Work to complete — Records follow. Select each line holding "title".
----------
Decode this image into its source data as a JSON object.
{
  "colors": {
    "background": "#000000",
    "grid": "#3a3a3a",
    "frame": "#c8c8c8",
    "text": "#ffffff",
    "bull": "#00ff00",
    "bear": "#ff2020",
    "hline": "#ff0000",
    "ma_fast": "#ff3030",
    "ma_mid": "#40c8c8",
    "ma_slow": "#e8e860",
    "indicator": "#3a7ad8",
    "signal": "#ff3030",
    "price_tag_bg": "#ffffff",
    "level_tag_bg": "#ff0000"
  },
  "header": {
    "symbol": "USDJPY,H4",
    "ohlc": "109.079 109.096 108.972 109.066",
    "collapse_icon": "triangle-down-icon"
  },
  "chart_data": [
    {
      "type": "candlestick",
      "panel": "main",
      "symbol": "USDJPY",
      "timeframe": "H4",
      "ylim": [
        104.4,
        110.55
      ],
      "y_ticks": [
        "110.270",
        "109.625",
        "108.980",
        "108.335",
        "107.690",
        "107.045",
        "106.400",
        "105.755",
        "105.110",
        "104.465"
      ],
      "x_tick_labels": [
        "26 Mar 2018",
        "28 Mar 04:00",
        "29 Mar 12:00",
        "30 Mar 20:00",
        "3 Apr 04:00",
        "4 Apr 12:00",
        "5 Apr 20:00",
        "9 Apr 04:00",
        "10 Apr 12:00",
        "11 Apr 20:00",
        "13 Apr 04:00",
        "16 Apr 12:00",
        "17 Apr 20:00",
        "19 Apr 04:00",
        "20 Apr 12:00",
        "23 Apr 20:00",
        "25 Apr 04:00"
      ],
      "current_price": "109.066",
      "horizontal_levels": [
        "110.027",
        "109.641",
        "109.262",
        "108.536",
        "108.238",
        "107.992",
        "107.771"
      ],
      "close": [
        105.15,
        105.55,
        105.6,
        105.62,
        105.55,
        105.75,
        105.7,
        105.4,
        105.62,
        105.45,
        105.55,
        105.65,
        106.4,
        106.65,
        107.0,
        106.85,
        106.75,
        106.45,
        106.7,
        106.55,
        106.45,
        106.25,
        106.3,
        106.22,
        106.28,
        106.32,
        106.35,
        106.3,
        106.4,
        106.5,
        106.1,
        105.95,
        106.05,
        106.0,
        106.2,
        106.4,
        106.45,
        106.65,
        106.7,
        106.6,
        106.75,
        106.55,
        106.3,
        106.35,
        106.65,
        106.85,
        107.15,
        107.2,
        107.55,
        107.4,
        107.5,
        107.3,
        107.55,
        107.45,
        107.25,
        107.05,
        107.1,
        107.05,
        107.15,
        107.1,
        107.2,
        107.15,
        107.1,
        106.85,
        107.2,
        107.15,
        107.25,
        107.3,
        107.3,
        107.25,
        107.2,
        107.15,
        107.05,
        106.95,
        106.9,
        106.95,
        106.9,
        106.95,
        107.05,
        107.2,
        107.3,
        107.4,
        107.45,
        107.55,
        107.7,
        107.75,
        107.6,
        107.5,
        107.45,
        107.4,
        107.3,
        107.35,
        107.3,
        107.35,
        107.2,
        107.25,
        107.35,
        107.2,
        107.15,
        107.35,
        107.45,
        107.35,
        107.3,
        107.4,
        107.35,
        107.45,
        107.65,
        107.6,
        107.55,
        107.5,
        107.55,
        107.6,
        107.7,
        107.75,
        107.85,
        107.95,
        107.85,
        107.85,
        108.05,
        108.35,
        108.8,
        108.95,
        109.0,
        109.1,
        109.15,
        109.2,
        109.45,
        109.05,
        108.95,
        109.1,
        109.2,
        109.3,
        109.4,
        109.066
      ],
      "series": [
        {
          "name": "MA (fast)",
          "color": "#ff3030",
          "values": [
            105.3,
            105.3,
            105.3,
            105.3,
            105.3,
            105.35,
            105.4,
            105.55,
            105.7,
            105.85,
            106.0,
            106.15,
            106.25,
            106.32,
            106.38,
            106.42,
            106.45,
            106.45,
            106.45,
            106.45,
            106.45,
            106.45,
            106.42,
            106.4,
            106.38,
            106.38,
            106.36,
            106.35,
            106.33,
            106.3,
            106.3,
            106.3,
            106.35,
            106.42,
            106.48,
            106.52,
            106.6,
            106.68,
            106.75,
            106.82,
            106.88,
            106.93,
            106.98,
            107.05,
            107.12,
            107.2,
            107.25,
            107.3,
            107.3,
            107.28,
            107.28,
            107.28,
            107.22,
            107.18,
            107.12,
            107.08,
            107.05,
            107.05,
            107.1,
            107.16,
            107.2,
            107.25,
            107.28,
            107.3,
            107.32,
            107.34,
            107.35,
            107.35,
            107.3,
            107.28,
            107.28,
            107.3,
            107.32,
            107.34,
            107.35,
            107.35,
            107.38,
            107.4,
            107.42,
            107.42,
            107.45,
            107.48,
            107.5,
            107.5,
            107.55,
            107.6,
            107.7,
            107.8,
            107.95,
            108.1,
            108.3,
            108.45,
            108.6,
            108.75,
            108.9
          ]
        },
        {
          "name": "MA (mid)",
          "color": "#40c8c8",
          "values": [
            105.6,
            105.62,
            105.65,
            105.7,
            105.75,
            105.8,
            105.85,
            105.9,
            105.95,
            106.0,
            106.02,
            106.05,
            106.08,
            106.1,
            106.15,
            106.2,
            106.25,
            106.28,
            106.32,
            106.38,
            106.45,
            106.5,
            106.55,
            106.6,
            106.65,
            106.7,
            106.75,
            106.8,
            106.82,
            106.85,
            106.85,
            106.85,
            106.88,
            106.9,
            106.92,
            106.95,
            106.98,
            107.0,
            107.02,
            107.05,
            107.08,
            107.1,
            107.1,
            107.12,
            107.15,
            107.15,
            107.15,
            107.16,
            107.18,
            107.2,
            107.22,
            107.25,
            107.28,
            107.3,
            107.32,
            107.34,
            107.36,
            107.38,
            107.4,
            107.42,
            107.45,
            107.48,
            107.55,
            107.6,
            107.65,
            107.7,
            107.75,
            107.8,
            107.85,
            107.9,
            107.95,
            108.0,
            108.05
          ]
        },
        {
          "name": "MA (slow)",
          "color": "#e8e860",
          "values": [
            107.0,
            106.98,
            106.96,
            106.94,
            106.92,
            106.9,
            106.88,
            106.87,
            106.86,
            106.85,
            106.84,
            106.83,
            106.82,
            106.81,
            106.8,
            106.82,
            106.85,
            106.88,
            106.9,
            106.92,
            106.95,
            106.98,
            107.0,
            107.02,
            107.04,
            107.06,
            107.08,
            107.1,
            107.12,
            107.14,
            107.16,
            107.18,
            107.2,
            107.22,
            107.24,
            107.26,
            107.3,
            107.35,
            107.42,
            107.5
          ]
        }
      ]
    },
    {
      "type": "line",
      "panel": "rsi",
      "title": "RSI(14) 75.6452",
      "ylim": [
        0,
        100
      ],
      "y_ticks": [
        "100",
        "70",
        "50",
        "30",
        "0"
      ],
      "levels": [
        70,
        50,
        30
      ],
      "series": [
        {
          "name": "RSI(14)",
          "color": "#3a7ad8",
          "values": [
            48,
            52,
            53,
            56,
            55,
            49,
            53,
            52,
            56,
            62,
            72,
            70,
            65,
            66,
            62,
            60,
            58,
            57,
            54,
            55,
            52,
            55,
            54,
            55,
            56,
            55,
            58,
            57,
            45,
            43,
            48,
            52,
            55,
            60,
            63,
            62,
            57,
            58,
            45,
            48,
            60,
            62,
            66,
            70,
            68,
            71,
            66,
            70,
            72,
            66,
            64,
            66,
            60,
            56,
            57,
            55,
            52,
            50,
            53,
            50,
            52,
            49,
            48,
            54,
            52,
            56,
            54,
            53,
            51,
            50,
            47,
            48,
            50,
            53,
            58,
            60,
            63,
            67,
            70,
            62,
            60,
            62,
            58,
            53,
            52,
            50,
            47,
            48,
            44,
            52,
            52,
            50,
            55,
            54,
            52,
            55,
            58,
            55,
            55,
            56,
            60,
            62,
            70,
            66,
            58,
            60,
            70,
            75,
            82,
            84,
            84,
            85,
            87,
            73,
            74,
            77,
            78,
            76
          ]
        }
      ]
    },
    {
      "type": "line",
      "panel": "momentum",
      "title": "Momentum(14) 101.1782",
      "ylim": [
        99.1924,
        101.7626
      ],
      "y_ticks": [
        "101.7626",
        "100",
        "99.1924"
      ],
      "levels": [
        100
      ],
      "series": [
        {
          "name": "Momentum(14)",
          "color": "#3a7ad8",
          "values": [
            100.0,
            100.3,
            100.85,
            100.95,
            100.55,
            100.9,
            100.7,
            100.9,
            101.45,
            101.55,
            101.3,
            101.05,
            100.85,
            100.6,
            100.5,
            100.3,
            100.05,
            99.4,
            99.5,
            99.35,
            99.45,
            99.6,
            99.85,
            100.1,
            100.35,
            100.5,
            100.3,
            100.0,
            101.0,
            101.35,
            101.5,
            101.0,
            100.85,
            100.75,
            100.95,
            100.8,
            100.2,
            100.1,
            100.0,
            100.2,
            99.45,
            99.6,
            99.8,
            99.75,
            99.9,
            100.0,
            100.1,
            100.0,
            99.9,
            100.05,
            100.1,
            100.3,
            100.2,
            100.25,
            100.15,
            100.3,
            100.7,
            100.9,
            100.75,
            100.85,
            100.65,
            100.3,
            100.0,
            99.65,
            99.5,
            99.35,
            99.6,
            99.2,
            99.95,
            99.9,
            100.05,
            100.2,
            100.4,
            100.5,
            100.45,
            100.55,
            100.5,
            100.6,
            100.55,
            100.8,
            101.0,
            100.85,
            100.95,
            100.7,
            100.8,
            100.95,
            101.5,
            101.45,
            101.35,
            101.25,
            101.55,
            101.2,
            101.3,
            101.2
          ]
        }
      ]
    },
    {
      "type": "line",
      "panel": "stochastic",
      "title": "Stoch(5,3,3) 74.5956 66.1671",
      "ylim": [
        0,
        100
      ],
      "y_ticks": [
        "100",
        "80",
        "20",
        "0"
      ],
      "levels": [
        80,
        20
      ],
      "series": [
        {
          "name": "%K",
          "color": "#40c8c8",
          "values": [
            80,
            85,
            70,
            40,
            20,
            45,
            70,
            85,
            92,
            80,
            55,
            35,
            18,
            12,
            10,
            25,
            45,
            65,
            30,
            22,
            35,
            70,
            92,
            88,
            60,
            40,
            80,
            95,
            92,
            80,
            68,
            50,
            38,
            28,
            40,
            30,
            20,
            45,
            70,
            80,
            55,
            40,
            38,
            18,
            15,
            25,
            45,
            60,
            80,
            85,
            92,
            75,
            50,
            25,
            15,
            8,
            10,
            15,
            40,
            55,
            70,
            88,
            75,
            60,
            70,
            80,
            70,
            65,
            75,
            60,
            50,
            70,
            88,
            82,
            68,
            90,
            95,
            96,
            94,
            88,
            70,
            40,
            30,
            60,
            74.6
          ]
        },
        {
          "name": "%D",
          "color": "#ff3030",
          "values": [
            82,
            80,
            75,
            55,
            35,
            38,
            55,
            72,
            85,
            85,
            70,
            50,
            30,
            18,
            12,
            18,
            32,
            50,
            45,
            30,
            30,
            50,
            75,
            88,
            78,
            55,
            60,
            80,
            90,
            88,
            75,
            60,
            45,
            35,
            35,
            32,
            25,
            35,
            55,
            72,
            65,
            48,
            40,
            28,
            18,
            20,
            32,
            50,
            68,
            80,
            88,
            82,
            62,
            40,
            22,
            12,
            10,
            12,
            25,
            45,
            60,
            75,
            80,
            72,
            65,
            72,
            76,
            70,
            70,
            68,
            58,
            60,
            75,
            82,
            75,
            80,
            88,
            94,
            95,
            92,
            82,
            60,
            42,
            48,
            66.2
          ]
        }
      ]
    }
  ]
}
----------
Output —
      "title": "RSI(14) 75.6452",
      "title": "Momentum(14) 101.1782",
      "title": "Stoch(5,3,3) 74.5956 66.1671",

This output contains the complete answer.